(Collected data)
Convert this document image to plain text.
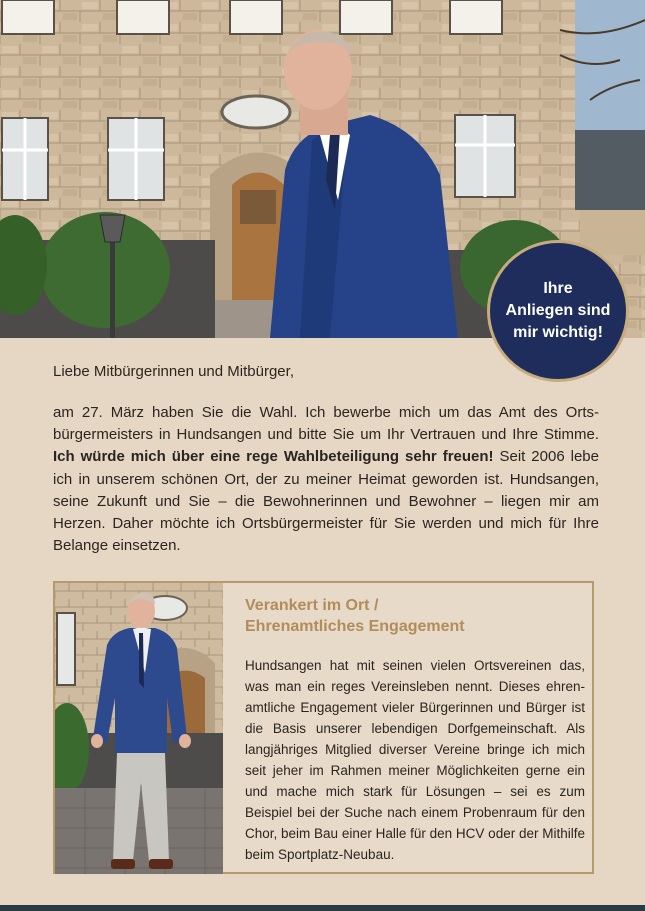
Ihre
Anliegen sind
mir wichtig!
Liebe Mitbürgerinnen und Mitbürger,

am 27. März haben Sie die Wahl. Ich bewerbe mich um das Amt des Ortsbürgermeisters in Hundsangen und bitte Sie um Ihr Vertrauen und Ihre Stimme. Ich würde mich über eine rege Wahlbeteiligung sehr freuen! Seit 2006 lebe ich in unserem schönen Ort, der zu meiner Heimat geworden ist. Hundsangen, seine Zukunft und Sie – die Bewohnerinnen und Bewohner – liegen mir am Herzen. Daher möchte ich Ortsbürgermeister für Sie werden und mich für Ihre Belange einsetzen.

Verankert im Ort /
Ehrenamtliches Engagement

Hundsangen hat mit seinen vielen Ortsvereinen das, was man ein reges Vereinsleben nennt. Dieses ehrenamtliche Engagement vieler Bürgerinnen und Bürger ist die Basis unserer lebendigen Dorfgemeinschaft. Als langjähriges Mitglied diverser Vereine bringe ich mich seit jeher im Rahmen meiner Möglichkeiten gerne ein und mache mich stark für Lösungen – sei es zum Beispiel bei der Suche nach einem Probenraum für den Chor, beim Bau einer Halle für den HCV oder der Mithilfe beim Sportplatz-Neubau.
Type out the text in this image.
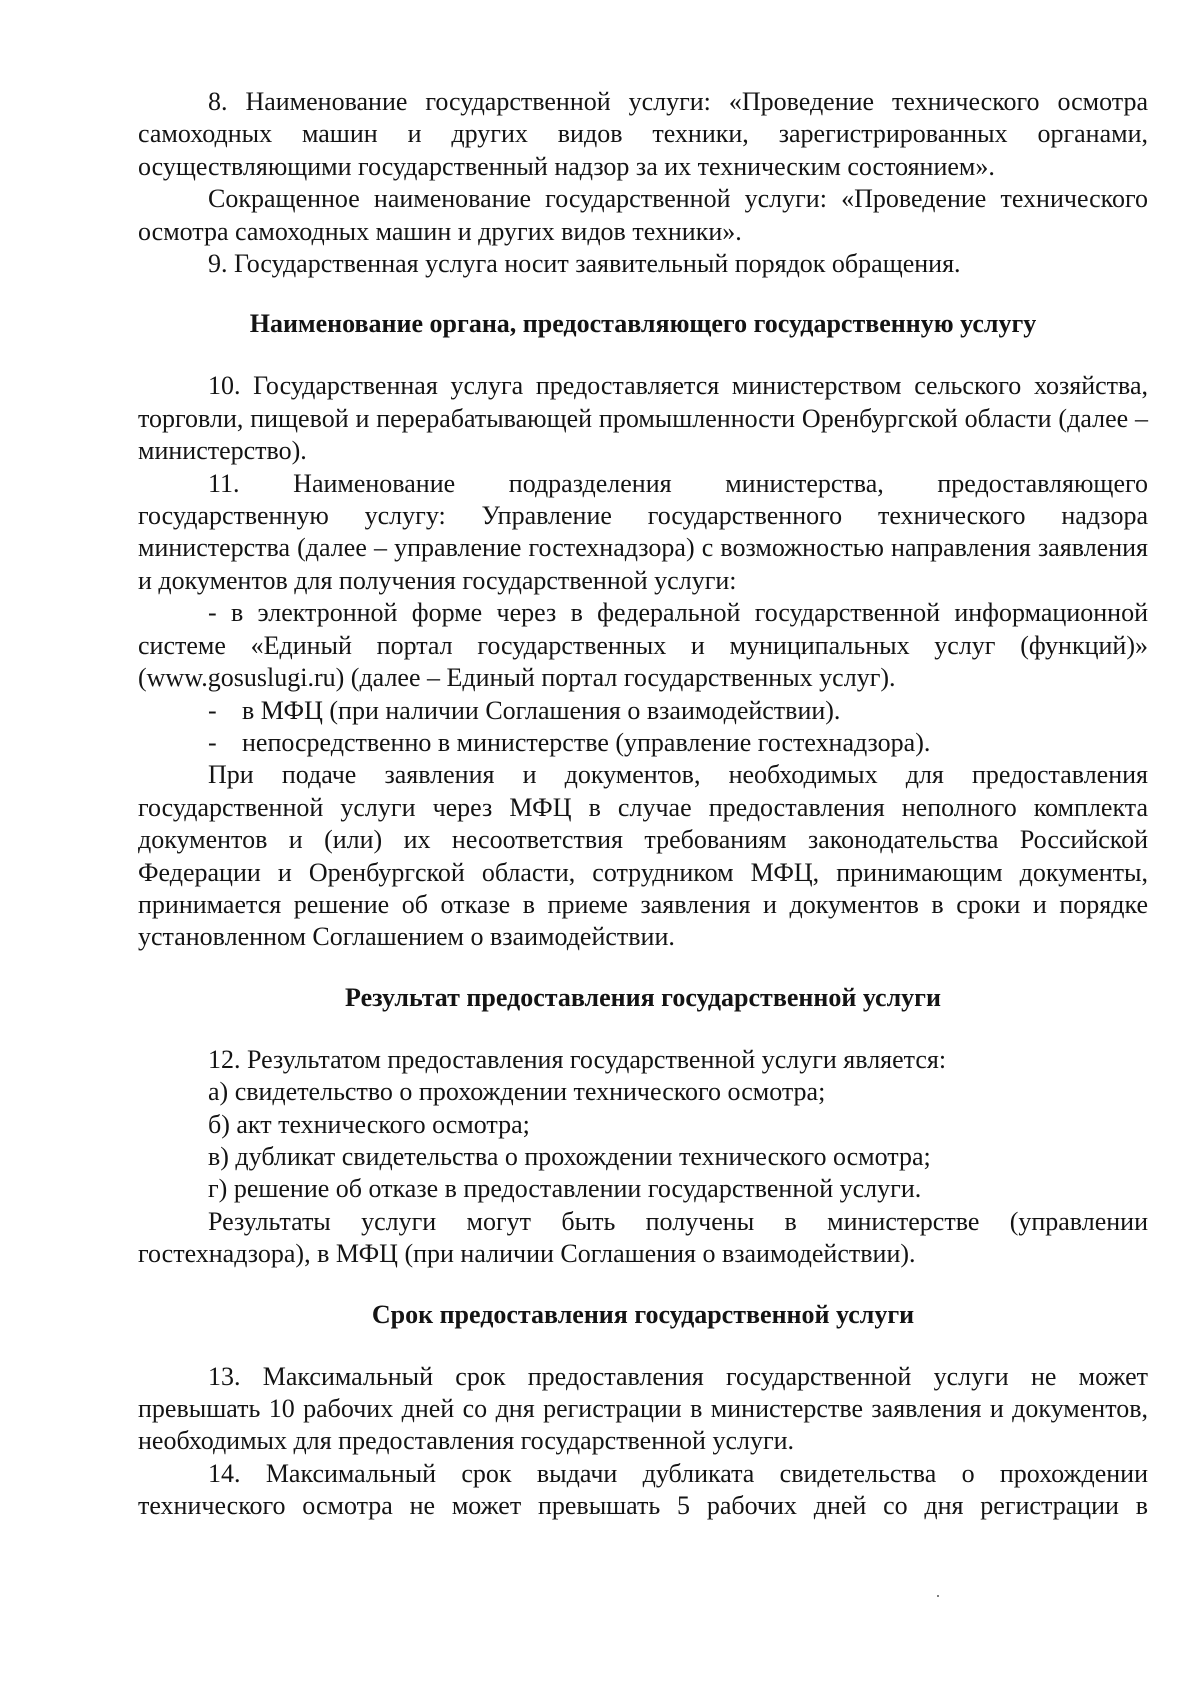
8. Наименование государственной услуги: «Проведение технического осмотра самоходных машин и других видов техники, зарегистрированных органами, осуществляющими государственный надзор за их техническим состоянием».

Сокращенное наименование государственной услуги: «Проведение технического осмотра самоходных машин и других видов техники».

9. Государственная услуга носит заявительный порядок обращения.

Наименование органа, предоставляющего государственную услугу

10. Государственная услуга предоставляется министерством сельского хозяйства, торговли, пищевой и перерабатывающей промышленности Оренбургской области (далее – министерство).

11. Наименование подразделения министерства, предоставляющего государственную услугу: Управление государственного технического надзора министерства (далее – управление гостехнадзора) с возможностью направления заявления и документов для получения государственной услуги:

- в электронной форме через в федеральной государственной информационной системе «Единый портал государственных и муниципальных услуг (функций)» (www.gosuslugi.ru) (далее – Единый портал государственных услуг).

- в МФЦ (при наличии Соглашения о взаимодействии).
- непосредственно в министерстве (управление гостехнадзора).

При подаче заявления и документов, необходимых для предоставления государственной услуги через МФЦ в случае предоставления неполного комплекта документов и (или) их несоответствия требованиям законодательства Российской Федерации и Оренбургской области, сотрудником МФЦ, принимающим документы, принимается решение об отказе в приеме заявления и документов в сроки и порядке установленном Соглашением о взаимодействии.

Результат предоставления государственной услуги

12. Результатом предоставления государственной услуги является:

а) свидетельство о прохождении технического осмотра;

б) акт технического осмотра;

в) дубликат свидетельства о прохождении технического осмотра;

г) решение об отказе в предоставлении государственной услуги.

Результаты услуги могут быть получены в министерстве (управлении гостехнадзора), в МФЦ (при наличии Соглашения о взаимодействии).

Срок предоставления государственной услуги

13. Максимальный срок предоставления государственной услуги не может превышать 10 рабочих дней со дня регистрации в министерстве заявления и документов, необходимых для предоставления государственной услуги.

14. Максимальный срок выдачи дубликата свидетельства о прохождении технического осмотра не может превышать 5 рабочих дней со дня регистрации в
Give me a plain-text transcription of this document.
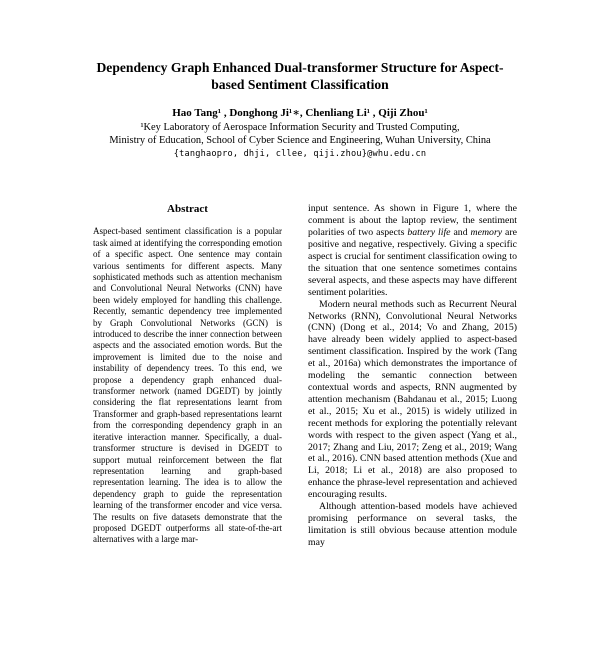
Dependency Graph Enhanced Dual-transformer Structure for Aspect-based Sentiment Classification
Hao Tang¹ , Donghong Ji¹∗, Chenliang Li¹ , Qiji Zhou¹
¹Key Laboratory of Aerospace Information Security and Trusted Computing,
Ministry of Education, School of Cyber Science and Engineering, Wuhan University, China
{tanghaopro, dhji, cllee, qiji.zhou}@whu.edu.cn
Abstract
Aspect-based sentiment classification is a popular task aimed at identifying the corresponding emotion of a specific aspect. One sentence may contain various sentiments for different aspects. Many sophisticated methods such as attention mechanism and Convolutional Neural Networks (CNN) have been widely employed for handling this challenge. Recently, semantic dependency tree implemented by Graph Convolutional Networks (GCN) is introduced to describe the inner connection between aspects and the associated emotion words. But the improvement is limited due to the noise and instability of dependency trees. To this end, we propose a dependency graph enhanced dual-transformer network (named DGEDT) by jointly considering the flat representations learnt from Transformer and graph-based representations learnt from the corresponding dependency graph in an iterative interaction manner. Specifically, a dual-transformer structure is devised in DGEDT to support mutual reinforcement between the flat representation learning and graph-based representation learning. The idea is to allow the dependency graph to guide the representation learning of the transformer encoder and vice versa. The results on five datasets demonstrate that the proposed DGEDT outperforms all state-of-the-art alternatives with a large mar-

input sentence. As shown in Figure 1, where the comment is about the laptop review, the sentiment polarities of two aspects battery life and memory are positive and negative, respectively. Giving a specific aspect is crucial for sentiment classification owing to the situation that one sentence sometimes contains several aspects, and these aspects may have different sentiment polarities.

Modern neural methods such as Recurrent Neural Networks (RNN), Convolutional Neural Networks (CNN) (Dong et al., 2014; Vo and Zhang, 2015) have already been widely applied to aspect-based sentiment classification. Inspired by the work (Tang et al., 2016a) which demonstrates the importance of modeling the semantic connection between contextual words and aspects, RNN augmented by attention mechanism (Bahdanau et al., 2015; Luong et al., 2015; Xu et al., 2015) is widely utilized in recent methods for exploring the potentially relevant words with respect to the given aspect (Yang et al., 2017; Zhang and Liu, 2017; Zeng et al., 2019; Wang et al., 2016). CNN based attention methods (Xue and Li, 2018; Li et al., 2018) are also proposed to enhance the phrase-level representation and achieved encouraging results.

Although attention-based models have achieved promising performance on several tasks, the limitation is still obvious because attention module may
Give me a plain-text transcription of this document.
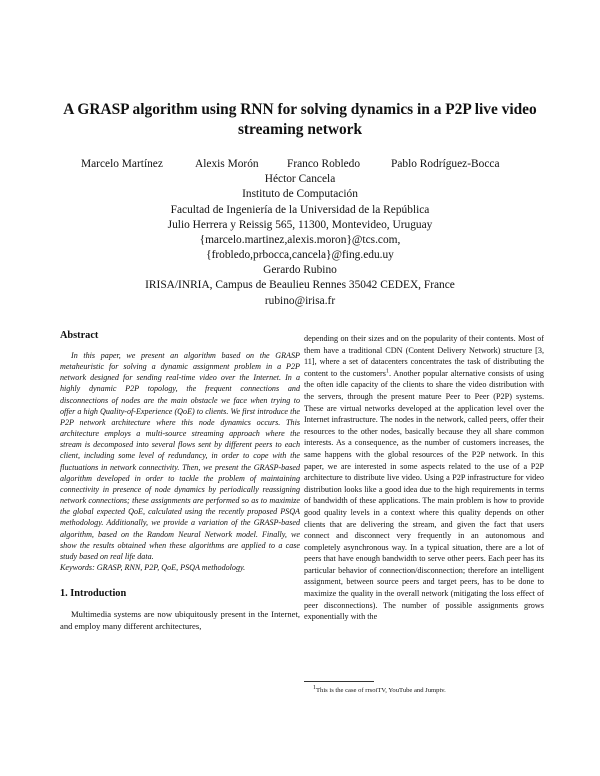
A GRASP algorithm using RNN for solving dynamics in a P2P live video streaming network
Marcelo Martínez	Alexis Morón Franco Robledo	Pablo Rodríguez-Bocca
Héctor Cancela
Instituto de Computación
Facultad de Ingeniería de la Universidad de la República
Julio Herrera y Reissig 565, 11300, Montevideo, Uruguay
{marcelo.martinez,alexis.moron}@tcs.com,
{frobledo,prbocca,cancela}@fing.edu.uy
Gerardo Rubino
IRISA/INRIA, Campus de Beaulieu Rennes 35042 CEDEX, France
rubino@irisa.fr

Abstract

In this paper, we present an algorithm based on the GRASP metaheuristic for solving a dynamic assignment problem in a P2P network designed for sending real-time video over the Internet. In a highly dynamic P2P topology, the frequent connections and disconnections of nodes are the main obstacle we face when trying to offer a high Quality-of-Experience (QoE) to clients. We first introduce the P2P network architecture where this node dynamics occurs. This architecture employs a multi-source streaming approach where the stream is decomposed into several flows sent by different peers to each client, including some level of redundancy, in order to cope with the fluctuations in network connectivity. Then, we present the GRASP-based algorithm developed in order to tackle the problem of maintaining connectivity in presence of node dynamics by periodically reassigning network connections; these assignments are performed so as to maximize the global expected QoE, calculated using the recently proposed PSQA methodology. Additionally, we provide a variation of the GRASP-based algorithm, based on the Random Neural Network model. Finally, we show the results obtained when these algorithms are applied to a case study based on real life data.

Keywords: GRASP, RNN, P2P, QoE, PSQA methodology.

1. Introduction

Multimedia systems are now ubiquitously present in the Internet, and employ many different architectures,

depending on their sizes and on the popularity of their contents. Most of them have a traditional CDN (Content Delivery Network) structure [3, 11], where a set of datacenters concentrates the task of distributing the content to the customers$^1$. Another popular alternative consists of using the often idle capacity of the clients to share the video distribution with the servers, through the present mature Peer to Peer (P2P) systems. These are virtual networks developed at the application level over the Internet infrastructure. The nodes in the network, called peers, offer their resources to the other nodes, basically because they all share common interests. As a consequence, as the number of customers increases, the same happens with the global resources of the P2P network. In this paper, we are interested in some aspects related to the use of a P2P architecture to distribute live video. Using a P2P infrastructure for video distribution looks like a good idea due to the high requirements in terms of bandwidth of these applications. The main problem is how to provide good quality levels in a context where this quality depends on other clients that are delivering the stream, and given the fact that users connect and disconnect very frequently in an autonomous and completely asynchronous way. In a typical situation, there are a lot of peers that have enough bandwidth to serve other peers. Each peer has its particular behavior of connection/disconnection; therefore an intelligent assignment, between source peers and target peers, has to be done to maximize the quality in the overall network (mitigating the loss effect of peer disconnections). The number of possible assignments grows exponentially with the

$^1$This is the case of rrsoiTV, YouTube and Jumptv.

> _What is being asked_
Report every line in the data above in which the word "предоставляющего" appears.

> _Expected output_
Наименование органа, предоставляющего государственную услугу
11. Наименование подразделения министерства, предоставляющего государственную услугу: Управление государственного технического надзора министерства (далее – управление гостехнадзора) с возможностью направления заявления и документов для получения государственной услуги:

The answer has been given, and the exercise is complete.